#### [Task prompt]
Hunt for the word "page" across the entries below, copying each line that holds it.

[Start Exercise data]

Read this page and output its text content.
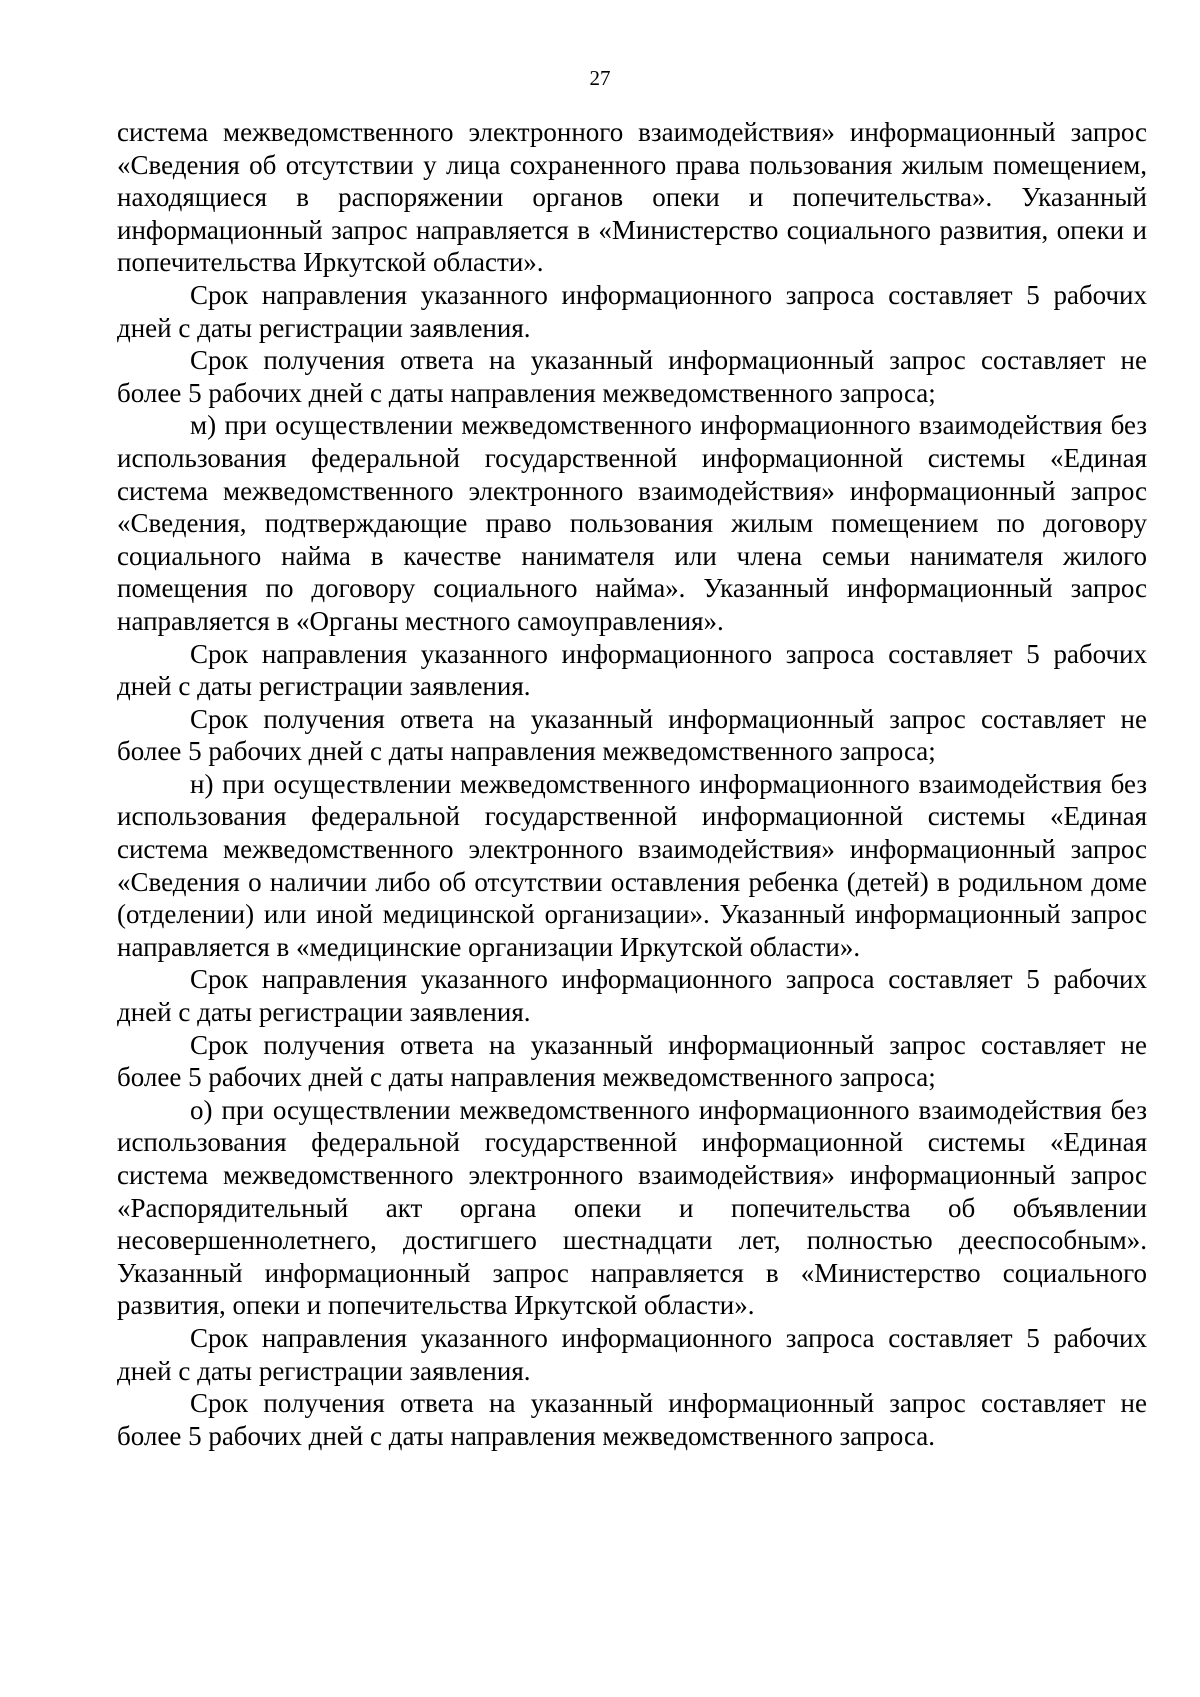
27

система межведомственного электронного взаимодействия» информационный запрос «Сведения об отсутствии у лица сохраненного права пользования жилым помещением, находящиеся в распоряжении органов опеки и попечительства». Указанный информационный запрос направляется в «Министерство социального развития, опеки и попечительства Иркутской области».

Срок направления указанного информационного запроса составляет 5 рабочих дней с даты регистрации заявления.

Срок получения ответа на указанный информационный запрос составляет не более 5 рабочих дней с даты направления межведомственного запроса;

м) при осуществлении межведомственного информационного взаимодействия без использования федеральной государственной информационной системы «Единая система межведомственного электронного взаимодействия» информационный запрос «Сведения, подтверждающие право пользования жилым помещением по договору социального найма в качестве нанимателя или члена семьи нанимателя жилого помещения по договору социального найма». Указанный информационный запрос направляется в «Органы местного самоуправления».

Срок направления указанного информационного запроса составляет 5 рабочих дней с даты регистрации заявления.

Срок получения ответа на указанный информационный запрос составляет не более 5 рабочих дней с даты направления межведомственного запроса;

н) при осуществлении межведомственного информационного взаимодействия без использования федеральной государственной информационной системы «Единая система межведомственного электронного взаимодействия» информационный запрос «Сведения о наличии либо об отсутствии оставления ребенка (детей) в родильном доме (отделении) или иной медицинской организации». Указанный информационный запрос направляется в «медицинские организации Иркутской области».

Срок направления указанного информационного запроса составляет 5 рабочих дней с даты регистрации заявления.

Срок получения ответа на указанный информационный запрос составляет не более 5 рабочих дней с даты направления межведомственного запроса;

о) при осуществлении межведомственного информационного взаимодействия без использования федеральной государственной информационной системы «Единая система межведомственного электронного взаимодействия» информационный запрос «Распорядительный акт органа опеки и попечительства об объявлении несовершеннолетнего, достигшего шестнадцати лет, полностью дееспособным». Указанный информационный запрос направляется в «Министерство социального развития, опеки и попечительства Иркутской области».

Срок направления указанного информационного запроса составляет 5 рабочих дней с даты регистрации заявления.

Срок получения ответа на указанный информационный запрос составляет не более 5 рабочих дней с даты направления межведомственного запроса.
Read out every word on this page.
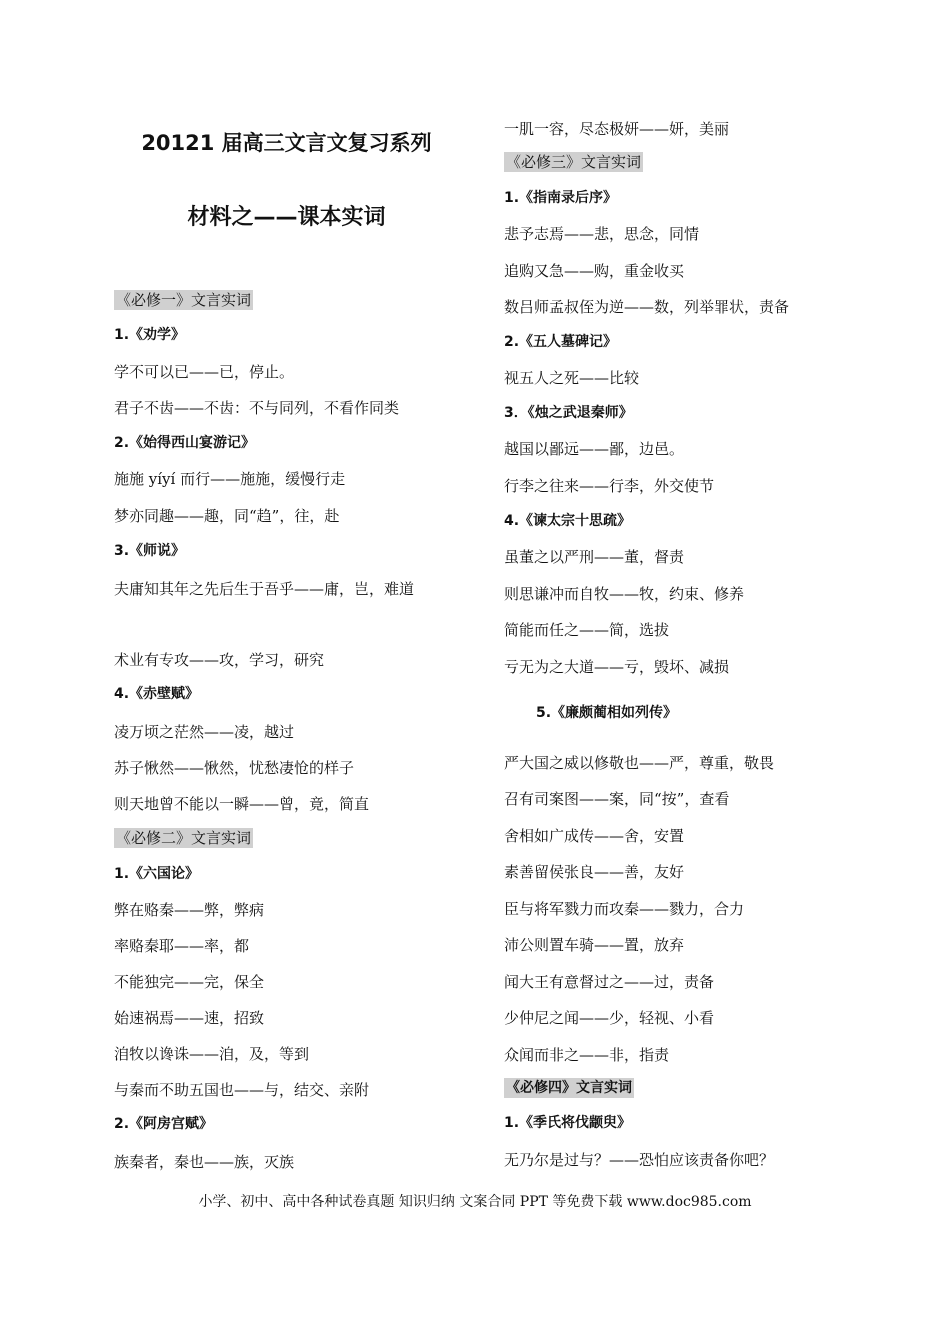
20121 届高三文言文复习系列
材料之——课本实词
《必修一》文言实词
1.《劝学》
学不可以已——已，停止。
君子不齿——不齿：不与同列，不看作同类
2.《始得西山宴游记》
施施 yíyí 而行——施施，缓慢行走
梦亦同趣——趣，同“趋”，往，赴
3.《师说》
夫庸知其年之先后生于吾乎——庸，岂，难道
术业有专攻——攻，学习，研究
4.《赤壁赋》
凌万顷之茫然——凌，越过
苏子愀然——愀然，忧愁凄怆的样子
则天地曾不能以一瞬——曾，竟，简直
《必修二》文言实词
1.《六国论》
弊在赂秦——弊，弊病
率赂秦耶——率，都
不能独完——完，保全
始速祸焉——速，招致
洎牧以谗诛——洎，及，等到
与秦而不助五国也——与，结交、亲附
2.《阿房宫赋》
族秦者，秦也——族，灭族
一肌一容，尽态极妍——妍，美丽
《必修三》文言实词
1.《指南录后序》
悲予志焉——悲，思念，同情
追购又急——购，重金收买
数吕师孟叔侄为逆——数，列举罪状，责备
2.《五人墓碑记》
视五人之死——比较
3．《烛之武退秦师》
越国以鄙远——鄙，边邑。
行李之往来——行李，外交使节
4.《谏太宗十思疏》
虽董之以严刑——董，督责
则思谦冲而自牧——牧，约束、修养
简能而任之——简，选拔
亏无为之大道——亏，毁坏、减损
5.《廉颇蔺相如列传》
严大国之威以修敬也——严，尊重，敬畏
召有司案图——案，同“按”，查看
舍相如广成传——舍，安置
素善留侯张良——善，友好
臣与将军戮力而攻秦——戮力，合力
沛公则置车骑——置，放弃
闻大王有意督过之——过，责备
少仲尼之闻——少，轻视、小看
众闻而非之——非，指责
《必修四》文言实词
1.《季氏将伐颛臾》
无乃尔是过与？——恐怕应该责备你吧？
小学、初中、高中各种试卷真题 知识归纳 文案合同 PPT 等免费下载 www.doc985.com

[End Exercise data]

#### [Answer below]
Read this page and output its text content.
Read out every word on this page.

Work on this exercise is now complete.